◆ Set task A:
Decide whether each statement agrees with the column, answering yes or no and quoting the words from the column that settle it: (i) The design-thinking session was attended mostly by business experts. (ii) Jelena worked at one company as its only in-house ABAP developer. (iii) During the session, people often crossed between the two halves of the room.
◆ Set task B:
From the column, pull out word for word the part that opens with the words containing "Welcome back to" and closes with "tell, don’t we?".

◆ Page:
:::::

Welcome back to Nerd Exchange, a new ASUG column from Jelena Perfiljeva and Paul Modderman, The Boring Enterprise Nerds. Helping subscribers stay on top of SAP, AI, Cloud, and enterprise software news through their hit Boring Enterprise Nerdletter, Jelena and Paul are funny, cynical, and always interesting—a breath of fresh air for the enterprise software landscape. Below, the Boring Enterprise Nerds offer their take on the topics of reskilling, upskilling, and continuous education for the SAP ecosystem.

Jelena Perfiljeva: Over at our Boring Enterprise Nerds’ secret lair, we've been talking about how important communication is between business experts and IT folks who support SAP systems. We both have seen the negative effects of IT vs business “tug-of-war” games and have stories to tell, don’t we?

Paul Modderman: Once upon a time, I was running a design-thinking session for a company that was evenly attended by business experts and internal SAP nerds. About halfway through, people got excited about an idea for an app for employee engagement. Think Pinterest, but with "Great Job!" buttons employees could give each other. They were pumped to make it happen.

At lunch, the leader of the internal SAP nerds in the session pulled me aside and said, essentially, "Stop giving the business ideas like that! They will want things we aren't equipped for." In that moment, I achieved enlightenment. Business and IT were completely out of sync.

Like a reveal in a mystery movie, I recalled that the room had been split down the middle: business on one side, SAP nerds on the other. And they never directly interacted. You could have drawn a line with black tape down the middle of the room. Nobody crossed it. The IT team believed that the business was an unreasonable partner who always asked for things that IT wasn't budgeted to deliver, and the business believed that the IT team couldn't deliver.

Jelena: I'm picturing the meme where two Spider-Men point at each other. Caption: "You killed the app idea!"


Paul: The end of the story is that something much less exciting ended up being built than what had been proposed initially, and everyone felt disappointed. We were doing a design thinking workshop, but the idea was dead before the workshop even happened. It was killed by the pre-existing culture between these two groups. I think it stemmed from two things: they had stopped sharing information, and because of that they failed to develop a common perspective.

It was kind of like a Shakespearean farce. If the main characters would just stop and tell each other their motivations, there'd be no need to sit in a theatre for three hours trying to follow old-timey iambic pentameter. But let's not stay in Sadsville too long. Tell us about something completely different!

Jelena: “A long time ago in a galaxy far, far away,” I worked for several years at one company as their only in-house ABAP developer. I was brought in because there was some dissatisfaction with consulting services and they wanted somebody permanent to watch over the company’s interests.

Upon surveying the landscape, I found not only a big pile of ABAP tasks but also a lot of finger-pointing, much like in the same Spider-Men meme. The shipping department allegedly didn’t read sales notes, and IT had to do something about it. (True story!)

We sorted out the pile by priority, and I went to work. Pretty soon, as I consistently delivered on business requests, I gained allies across the organization. The business folks stopped looking at me like I was an “IT enemy” who just wanted to tell them “no,” and they started to actually listen to me. I found myself invited to business project meetings where, historically, only functional consultants were welcome.

It is so awesome to say things like, "That's a nice idea, but it will be very tough to implement. What about this 80% solution?" and have your colleagues trust your analysis. And this trust allowed us to replace the typical “give me your requirements, then wait” flow with a real dialogue. (I think it’s called “Agile” these days, or something like that.)

:::::

◆ Data extract:
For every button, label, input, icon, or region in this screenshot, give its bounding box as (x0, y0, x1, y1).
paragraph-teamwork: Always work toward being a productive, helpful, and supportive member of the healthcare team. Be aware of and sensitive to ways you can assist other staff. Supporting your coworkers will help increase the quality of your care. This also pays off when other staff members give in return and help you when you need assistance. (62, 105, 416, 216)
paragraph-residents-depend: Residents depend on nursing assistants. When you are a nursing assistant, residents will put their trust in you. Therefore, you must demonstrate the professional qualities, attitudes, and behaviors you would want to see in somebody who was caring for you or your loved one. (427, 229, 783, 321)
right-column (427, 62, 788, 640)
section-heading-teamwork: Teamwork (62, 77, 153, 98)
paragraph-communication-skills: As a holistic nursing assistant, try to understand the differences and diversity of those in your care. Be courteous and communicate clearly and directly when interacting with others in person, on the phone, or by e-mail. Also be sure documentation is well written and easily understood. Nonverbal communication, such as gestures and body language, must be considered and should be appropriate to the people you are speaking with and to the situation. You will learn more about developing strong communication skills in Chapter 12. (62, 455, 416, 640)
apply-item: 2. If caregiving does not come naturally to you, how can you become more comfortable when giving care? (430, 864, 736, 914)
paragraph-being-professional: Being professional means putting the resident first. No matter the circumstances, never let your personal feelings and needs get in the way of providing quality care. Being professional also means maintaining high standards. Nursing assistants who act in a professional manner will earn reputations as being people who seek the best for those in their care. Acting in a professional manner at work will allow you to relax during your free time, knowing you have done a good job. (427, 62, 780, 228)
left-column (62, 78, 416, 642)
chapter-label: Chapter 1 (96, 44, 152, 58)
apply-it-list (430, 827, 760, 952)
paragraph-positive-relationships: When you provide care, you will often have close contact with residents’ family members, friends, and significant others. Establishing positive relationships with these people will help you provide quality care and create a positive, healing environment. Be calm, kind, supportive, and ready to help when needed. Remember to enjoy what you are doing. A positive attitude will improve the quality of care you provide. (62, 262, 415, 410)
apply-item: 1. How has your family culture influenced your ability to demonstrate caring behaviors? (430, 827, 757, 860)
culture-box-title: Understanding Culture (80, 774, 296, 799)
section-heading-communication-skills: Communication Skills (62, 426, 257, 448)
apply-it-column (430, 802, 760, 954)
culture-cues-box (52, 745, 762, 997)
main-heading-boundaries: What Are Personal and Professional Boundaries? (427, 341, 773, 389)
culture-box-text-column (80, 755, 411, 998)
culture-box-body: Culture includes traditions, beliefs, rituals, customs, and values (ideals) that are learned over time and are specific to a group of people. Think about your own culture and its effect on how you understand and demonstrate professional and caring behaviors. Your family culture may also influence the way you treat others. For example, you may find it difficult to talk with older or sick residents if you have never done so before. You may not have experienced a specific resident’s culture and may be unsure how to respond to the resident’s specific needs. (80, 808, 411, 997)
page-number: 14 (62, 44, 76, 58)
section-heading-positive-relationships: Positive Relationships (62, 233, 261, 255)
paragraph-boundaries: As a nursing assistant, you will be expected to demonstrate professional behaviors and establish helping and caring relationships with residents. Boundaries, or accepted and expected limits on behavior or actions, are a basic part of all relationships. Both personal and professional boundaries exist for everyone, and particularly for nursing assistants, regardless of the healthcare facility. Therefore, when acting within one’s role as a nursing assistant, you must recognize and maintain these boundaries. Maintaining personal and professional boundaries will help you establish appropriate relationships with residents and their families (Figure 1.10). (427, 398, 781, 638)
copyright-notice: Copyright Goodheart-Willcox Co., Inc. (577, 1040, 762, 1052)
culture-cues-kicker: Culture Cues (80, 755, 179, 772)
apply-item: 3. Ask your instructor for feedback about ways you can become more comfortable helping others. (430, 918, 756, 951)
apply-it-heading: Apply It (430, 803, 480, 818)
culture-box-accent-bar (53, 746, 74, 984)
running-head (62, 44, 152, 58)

:::::

◆ Written answer A:
(i) No: "evenly attended by business experts and internal SAP nerds"
(ii) Yes: "I worked for several years at one company as their only in-house ABAP developer"
(iii) No: "Nobody crossed it."

◆ Written answer B:
Welcome back to Nerd Exchange, a new ASUG column from Jelena Perfiljeva and Paul Modderman, The Boring Enterprise Nerds. Helping subscribers stay on top of SAP, AI, Cloud, and enterprise software news through their hit Boring Enterprise Nerdletter, Jelena and Paul are funny, cynical, and always interesting—a breath of fresh air for the enterprise software landscape. Below, the Boring Enterprise Nerds offer their take on the topics of reskilling, upskilling, and continuous education for the SAP ecosystem.

Jelena Perfiljeva: Over at our Boring Enterprise Nerds’ secret lair, we've been talking about how important communication is between business experts and IT folks who support SAP systems. We both have seen the negative effects of IT vs business “tug-of-war” games and have stories to tell, don’t we?